Stated exercise:
Report only how many lines of the entries below contain the string "panel".

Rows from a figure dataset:

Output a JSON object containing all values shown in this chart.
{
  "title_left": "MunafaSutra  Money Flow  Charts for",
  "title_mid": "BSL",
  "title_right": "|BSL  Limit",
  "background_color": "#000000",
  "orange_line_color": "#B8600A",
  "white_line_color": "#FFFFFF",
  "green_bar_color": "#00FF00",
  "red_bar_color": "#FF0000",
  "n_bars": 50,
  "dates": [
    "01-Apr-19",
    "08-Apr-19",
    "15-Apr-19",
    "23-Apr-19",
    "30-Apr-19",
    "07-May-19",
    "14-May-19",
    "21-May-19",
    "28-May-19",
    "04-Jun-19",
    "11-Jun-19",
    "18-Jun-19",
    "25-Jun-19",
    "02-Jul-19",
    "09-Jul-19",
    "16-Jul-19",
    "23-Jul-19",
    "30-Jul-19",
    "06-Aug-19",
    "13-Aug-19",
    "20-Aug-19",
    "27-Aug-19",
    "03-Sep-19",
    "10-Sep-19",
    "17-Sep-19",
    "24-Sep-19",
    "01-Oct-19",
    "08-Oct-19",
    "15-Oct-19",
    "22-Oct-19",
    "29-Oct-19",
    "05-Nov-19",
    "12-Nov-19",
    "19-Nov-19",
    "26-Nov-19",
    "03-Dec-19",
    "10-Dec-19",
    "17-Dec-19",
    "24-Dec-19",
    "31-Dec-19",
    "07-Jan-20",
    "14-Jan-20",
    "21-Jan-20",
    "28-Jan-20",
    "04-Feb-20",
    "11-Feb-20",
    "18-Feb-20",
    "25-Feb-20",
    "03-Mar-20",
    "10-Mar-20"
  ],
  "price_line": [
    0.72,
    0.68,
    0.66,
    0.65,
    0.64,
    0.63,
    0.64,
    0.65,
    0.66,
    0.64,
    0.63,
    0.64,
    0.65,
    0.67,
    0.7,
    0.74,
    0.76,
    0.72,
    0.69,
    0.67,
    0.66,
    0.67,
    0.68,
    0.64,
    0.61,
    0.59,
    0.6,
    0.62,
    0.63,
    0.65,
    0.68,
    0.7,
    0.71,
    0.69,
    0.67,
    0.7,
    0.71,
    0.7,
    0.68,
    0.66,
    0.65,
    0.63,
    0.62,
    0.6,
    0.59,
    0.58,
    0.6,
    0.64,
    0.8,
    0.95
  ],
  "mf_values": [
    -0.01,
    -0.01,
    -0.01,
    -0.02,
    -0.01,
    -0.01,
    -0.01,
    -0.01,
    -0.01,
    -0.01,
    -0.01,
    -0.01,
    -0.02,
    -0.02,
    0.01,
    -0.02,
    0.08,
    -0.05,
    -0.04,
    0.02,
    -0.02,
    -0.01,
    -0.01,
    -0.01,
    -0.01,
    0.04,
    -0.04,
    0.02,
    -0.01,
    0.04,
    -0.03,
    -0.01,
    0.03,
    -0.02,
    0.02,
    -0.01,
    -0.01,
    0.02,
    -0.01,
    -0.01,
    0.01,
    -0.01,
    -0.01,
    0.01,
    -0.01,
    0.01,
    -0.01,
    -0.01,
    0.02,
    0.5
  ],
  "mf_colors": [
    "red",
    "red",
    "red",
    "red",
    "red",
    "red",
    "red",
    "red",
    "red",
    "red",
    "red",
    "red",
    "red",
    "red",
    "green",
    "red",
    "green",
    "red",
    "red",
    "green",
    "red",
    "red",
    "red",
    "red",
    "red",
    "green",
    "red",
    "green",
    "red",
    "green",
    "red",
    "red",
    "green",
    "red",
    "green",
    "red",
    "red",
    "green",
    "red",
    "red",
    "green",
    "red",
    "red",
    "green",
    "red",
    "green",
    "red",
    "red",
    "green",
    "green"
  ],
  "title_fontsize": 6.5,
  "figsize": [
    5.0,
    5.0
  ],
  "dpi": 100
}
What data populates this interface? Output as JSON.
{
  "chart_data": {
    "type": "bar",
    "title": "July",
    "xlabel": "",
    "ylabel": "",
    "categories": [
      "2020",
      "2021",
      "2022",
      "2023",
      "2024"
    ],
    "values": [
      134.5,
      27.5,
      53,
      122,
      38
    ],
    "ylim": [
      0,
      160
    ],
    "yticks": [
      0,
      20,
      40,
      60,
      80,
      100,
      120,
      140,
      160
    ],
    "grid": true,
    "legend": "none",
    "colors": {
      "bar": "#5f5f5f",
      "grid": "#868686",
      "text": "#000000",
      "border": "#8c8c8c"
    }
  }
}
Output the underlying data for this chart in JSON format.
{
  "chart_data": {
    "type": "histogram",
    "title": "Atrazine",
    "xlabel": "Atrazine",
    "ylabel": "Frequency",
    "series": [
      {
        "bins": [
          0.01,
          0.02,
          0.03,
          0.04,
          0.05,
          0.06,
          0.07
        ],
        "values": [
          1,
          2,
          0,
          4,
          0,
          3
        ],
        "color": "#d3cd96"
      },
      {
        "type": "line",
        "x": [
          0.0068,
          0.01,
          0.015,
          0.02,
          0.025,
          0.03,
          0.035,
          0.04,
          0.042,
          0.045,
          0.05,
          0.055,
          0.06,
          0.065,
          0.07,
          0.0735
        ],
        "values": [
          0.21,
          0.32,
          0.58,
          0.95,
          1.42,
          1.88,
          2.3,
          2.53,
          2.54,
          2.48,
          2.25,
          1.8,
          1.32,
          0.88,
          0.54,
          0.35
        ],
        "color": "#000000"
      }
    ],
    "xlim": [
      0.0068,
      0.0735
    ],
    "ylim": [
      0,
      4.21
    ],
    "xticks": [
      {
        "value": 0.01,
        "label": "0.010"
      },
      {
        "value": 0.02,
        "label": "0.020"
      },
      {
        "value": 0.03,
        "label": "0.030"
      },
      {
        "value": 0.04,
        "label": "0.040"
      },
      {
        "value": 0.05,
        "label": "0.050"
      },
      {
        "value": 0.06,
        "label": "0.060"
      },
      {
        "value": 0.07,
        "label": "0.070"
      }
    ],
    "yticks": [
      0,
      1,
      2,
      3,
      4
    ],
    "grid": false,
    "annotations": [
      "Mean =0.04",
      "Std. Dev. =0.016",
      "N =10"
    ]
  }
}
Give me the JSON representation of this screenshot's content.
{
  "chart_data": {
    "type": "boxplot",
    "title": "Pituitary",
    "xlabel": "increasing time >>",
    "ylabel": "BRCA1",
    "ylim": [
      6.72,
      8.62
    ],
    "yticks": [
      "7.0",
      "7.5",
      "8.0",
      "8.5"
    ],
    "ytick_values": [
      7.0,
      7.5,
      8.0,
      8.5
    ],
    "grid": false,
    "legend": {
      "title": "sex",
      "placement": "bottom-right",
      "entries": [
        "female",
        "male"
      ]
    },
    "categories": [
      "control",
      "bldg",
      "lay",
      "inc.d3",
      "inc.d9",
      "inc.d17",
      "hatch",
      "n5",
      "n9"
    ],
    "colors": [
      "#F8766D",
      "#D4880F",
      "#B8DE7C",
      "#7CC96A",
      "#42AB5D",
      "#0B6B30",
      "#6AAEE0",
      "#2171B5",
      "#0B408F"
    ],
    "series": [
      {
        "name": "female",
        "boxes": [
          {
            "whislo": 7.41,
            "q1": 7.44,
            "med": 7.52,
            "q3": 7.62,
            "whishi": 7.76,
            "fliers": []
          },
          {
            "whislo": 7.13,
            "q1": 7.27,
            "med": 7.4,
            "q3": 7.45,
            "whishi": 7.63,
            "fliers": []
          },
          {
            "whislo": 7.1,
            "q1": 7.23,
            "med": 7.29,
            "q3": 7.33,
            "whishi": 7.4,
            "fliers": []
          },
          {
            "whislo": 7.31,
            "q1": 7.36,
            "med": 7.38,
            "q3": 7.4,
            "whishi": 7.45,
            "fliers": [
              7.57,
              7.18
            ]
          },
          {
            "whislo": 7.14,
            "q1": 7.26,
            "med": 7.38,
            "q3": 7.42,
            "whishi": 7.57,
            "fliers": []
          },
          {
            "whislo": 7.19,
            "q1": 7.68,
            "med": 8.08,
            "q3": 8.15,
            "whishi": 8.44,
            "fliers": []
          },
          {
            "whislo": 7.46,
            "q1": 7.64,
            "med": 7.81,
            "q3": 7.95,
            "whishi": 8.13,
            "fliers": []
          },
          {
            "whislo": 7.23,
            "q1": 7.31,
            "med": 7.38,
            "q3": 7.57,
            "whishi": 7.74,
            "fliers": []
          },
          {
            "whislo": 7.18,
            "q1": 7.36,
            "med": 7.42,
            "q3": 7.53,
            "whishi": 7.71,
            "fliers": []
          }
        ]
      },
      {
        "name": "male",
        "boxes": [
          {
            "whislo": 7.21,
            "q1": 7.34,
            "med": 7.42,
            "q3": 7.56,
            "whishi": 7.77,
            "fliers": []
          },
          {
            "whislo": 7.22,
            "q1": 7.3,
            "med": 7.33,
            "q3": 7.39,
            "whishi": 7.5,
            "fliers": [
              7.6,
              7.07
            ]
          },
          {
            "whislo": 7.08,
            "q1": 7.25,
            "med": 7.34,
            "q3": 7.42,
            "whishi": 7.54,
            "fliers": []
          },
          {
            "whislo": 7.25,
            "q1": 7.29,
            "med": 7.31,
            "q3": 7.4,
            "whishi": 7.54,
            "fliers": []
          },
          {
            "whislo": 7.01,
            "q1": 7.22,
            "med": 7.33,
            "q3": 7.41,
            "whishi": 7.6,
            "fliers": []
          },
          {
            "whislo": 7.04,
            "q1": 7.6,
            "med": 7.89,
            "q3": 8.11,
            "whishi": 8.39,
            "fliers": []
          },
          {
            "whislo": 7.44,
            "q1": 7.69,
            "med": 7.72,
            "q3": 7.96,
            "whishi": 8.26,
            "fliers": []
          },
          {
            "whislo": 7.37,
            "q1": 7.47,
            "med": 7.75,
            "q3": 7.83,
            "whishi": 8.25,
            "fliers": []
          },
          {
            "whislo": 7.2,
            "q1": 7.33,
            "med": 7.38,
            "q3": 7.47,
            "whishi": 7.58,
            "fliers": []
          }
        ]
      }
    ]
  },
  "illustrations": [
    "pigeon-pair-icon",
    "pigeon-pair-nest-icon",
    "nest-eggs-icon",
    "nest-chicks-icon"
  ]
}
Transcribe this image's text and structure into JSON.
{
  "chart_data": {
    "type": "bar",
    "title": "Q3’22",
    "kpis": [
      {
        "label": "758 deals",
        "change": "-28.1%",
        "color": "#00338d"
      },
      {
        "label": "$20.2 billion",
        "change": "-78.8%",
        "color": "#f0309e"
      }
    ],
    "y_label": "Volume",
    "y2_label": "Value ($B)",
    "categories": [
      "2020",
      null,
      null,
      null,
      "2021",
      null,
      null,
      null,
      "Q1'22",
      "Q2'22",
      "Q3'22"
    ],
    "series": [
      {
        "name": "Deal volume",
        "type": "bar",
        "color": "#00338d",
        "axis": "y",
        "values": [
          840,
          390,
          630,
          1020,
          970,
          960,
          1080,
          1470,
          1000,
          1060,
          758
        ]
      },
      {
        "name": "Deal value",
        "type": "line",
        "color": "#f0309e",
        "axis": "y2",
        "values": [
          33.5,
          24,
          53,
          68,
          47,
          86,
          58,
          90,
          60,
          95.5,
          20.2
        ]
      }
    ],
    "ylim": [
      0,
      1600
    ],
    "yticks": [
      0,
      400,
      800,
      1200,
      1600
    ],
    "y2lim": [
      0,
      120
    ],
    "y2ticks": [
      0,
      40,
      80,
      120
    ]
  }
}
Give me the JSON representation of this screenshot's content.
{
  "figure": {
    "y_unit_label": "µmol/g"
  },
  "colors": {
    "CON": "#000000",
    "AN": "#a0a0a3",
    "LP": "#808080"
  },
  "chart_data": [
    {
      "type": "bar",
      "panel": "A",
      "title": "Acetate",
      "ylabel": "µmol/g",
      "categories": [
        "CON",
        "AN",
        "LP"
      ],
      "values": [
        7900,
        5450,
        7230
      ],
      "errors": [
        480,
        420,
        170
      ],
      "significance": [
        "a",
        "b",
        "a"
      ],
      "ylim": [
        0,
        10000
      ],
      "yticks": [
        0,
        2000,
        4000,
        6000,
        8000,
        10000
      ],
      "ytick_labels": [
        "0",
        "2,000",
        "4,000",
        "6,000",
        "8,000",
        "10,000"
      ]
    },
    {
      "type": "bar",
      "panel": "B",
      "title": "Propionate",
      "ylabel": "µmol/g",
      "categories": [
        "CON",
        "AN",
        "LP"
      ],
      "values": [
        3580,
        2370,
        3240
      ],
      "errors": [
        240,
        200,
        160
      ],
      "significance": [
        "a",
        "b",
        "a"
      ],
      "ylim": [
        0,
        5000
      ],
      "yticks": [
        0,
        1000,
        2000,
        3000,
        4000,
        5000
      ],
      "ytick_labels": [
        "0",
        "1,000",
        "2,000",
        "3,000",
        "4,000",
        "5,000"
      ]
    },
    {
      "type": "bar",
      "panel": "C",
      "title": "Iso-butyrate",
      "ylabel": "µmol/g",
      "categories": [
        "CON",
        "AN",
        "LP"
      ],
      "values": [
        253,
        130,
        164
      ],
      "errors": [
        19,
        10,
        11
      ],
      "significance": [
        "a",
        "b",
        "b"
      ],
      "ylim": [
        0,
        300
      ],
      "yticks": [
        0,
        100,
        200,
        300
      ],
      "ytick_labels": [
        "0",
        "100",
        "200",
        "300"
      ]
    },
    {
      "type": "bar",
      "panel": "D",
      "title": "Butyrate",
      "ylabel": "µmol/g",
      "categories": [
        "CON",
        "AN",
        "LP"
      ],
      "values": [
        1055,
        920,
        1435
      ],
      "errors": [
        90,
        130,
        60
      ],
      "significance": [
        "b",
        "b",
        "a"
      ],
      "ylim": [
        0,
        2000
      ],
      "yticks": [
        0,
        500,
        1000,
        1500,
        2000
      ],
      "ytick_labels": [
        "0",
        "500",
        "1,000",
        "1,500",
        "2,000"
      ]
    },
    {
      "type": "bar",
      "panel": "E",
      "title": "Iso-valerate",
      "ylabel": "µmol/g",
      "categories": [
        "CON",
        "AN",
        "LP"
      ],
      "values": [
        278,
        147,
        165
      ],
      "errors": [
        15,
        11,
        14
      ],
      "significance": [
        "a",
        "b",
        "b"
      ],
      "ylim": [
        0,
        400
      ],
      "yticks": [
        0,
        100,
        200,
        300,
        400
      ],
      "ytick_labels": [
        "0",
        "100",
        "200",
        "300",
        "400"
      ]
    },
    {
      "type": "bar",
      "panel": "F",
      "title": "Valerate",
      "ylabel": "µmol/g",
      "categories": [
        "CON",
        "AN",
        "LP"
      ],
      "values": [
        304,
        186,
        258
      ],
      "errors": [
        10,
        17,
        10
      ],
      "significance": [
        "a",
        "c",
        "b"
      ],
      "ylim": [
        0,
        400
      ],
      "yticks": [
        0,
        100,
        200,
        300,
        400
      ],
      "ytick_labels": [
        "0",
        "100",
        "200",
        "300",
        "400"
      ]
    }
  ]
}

Answer to the problem:
6